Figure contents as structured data
☆ ☆ ☆ ☆ ☆
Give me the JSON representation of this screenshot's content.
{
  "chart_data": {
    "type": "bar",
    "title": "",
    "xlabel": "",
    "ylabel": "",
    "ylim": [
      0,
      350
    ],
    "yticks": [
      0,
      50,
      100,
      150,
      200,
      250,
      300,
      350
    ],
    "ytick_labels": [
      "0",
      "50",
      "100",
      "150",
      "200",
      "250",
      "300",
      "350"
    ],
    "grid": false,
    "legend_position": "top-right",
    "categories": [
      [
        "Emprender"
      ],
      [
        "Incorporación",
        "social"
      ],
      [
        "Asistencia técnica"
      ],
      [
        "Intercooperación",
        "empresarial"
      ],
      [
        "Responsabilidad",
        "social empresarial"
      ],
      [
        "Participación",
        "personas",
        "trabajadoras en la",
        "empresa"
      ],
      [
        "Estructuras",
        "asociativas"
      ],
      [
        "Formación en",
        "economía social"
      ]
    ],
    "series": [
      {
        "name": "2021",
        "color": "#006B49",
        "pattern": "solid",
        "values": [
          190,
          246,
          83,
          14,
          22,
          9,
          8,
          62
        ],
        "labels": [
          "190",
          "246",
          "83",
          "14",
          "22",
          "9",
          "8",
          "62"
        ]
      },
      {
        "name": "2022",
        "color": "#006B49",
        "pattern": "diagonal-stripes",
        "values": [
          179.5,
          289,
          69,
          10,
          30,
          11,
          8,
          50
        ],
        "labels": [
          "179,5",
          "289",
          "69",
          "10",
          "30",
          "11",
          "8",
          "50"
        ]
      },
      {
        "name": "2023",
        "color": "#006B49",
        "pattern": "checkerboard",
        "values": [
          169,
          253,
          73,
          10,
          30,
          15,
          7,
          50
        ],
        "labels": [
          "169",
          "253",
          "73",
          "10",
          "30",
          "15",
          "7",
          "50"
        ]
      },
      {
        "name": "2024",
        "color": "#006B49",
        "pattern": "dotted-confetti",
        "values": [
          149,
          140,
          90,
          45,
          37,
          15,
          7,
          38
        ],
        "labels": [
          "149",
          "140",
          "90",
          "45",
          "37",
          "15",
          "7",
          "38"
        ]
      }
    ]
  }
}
☆ ☆ ☆ ☆ ☆
- [Exercise instructions]: Scan the material above for the word "name". Copy each line where it occurs.

- [Exercise solution]:
        "name": "2021",
        "name": "2022",
        "name": "2023",
        "name": "2024",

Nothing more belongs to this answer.